Dataset entries
-------------------------
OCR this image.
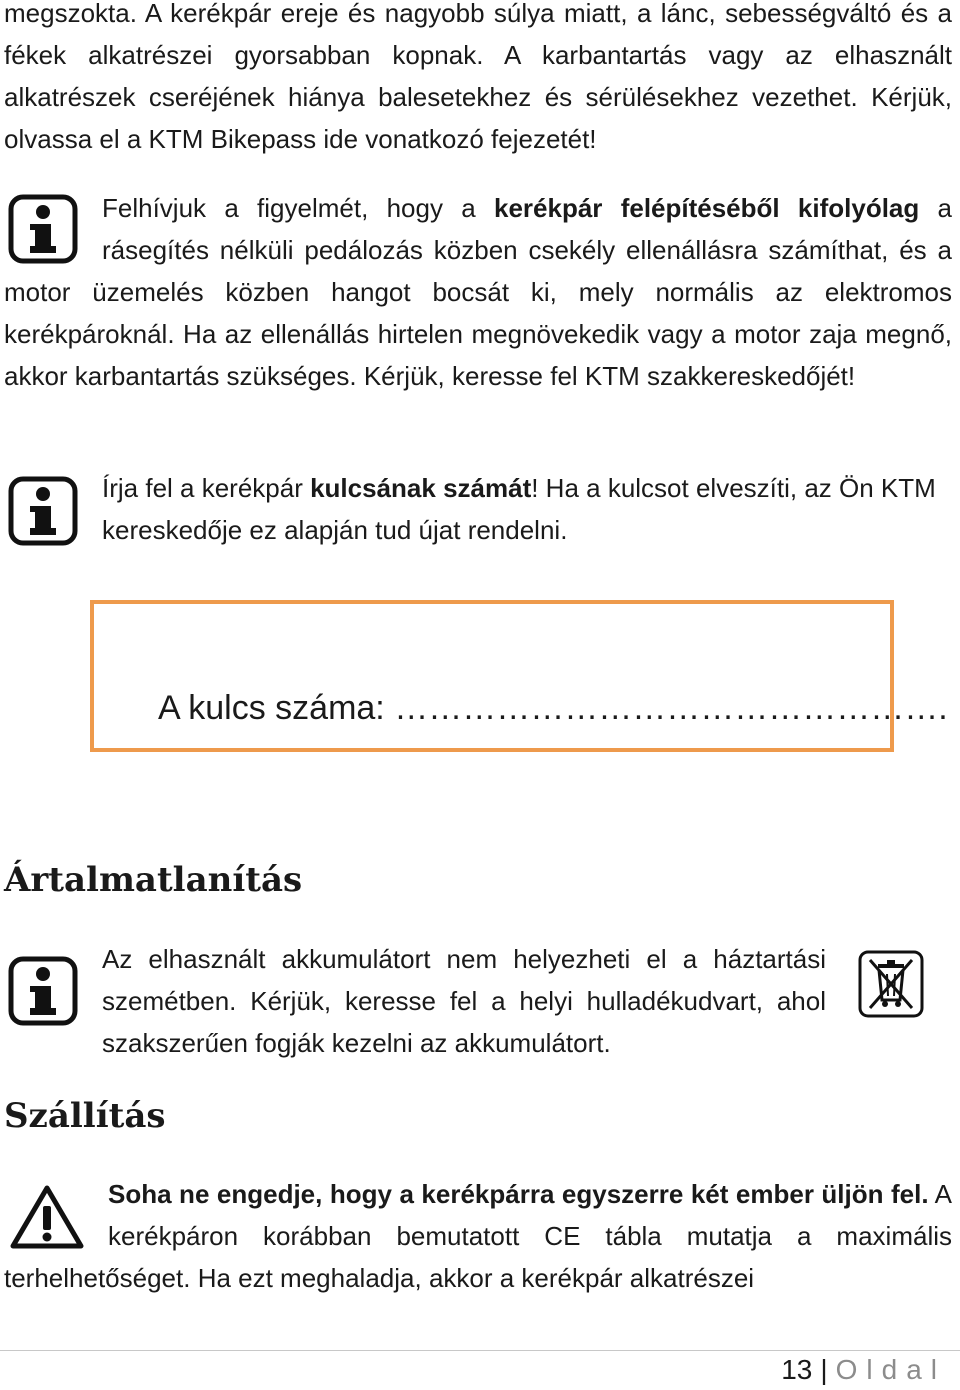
megszokta. A kerékpár ereje és nagyobb súlya miatt, a lánc, sebességváltó és a fékek alkatrészei gyorsabban kopnak. A karbantartás vagy az elhasznált alkatrészek cseréjének hiánya balesetekhez és sérülésekhez vezethet. Kérjük, olvassa el a KTM Bikepass ide vonatkozó fejezetét!

Felhívjuk a figyelmét, hogy a kerékpár felépítéséből kifolyólag a rásegítés nélküli pedálozás közben csekély ellenállásra számíthat, és a motor üzemelés közben hangot bocsát ki, mely normális az elektromos kerékpároknál. Ha az ellenállás hirtelen megnövekedik vagy a motor zaja megnő, akkor karbantartás szükséges. Kérjük, keresse fel KTM szakkereskedőjét!

Írja fel a kerékpár kulcsának számát! Ha a kulcsot elveszíti, az Ön KTM kereskedője ez alapján tud újat rendelni.

A kulcs száma: ………………………………………….
Ártalmatlanítás

Az elhasznált akkumulátort nem helyezheti el a háztartási szemétben. Kérjük, keresse fel a helyi hulladékudvart, ahol szakszerűen fogják kezelni az akkumulátort.

Szállítás

Soha ne engedje, hogy a kerékpárra egyszerre két ember üljön fel. A kerékpáron korábban bemutatott CE tábla mutatja a maximális terhelhetőséget. Ha ezt meghaladja, akkor a kerékpár alkatrészei

13 | Oldal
-------------------------
> _GIVEN TASK_: Drop the pictures and reproduce the rest of the entries above exactly.

> _RESPONSE FOR THIS EXERCISE_:
OCR this image.
megszokta. A kerékpár ereje és nagyobb súlya miatt, a lánc, sebességváltó és a fékek alkatrészei gyorsabban kopnak. A karbantartás vagy az elhasznált alkatrészek cseréjének hiánya balesetekhez és sérülésekhez vezethet. Kérjük, olvassa el a KTM Bikepass ide vonatkozó fejezetét!

Felhívjuk a figyelmét, hogy a kerékpár felépítéséből kifolyólag a rásegítés nélküli pedálozás közben csekély ellenállásra számíthat, és a motor üzemelés közben hangot bocsát ki, mely normális az elektromos kerékpároknál. Ha az ellenállás hirtelen megnövekedik vagy a motor zaja megnő, akkor karbantartás szükséges. Kérjük, keresse fel KTM szakkereskedőjét!

Írja fel a kerékpár kulcsának számát! Ha a kulcsot elveszíti, az Ön KTM kereskedője ez alapján tud újat rendelni.

A kulcs száma: ………………………………………….
Ártalmatlanítás

Az elhasznált akkumulátort nem helyezheti el a háztartási szemétben. Kérjük, keresse fel a helyi hulladékudvart, ahol szakszerűen fogják kezelni az akkumulátort.

Szállítás

Soha ne engedje, hogy a kerékpárra egyszerre két ember üljön fel. A kerékpáron korábban bemutatott CE tábla mutatja a maximális terhelhetőséget. Ha ezt meghaladja, akkor a kerékpár alkatrészei

13 | Oldal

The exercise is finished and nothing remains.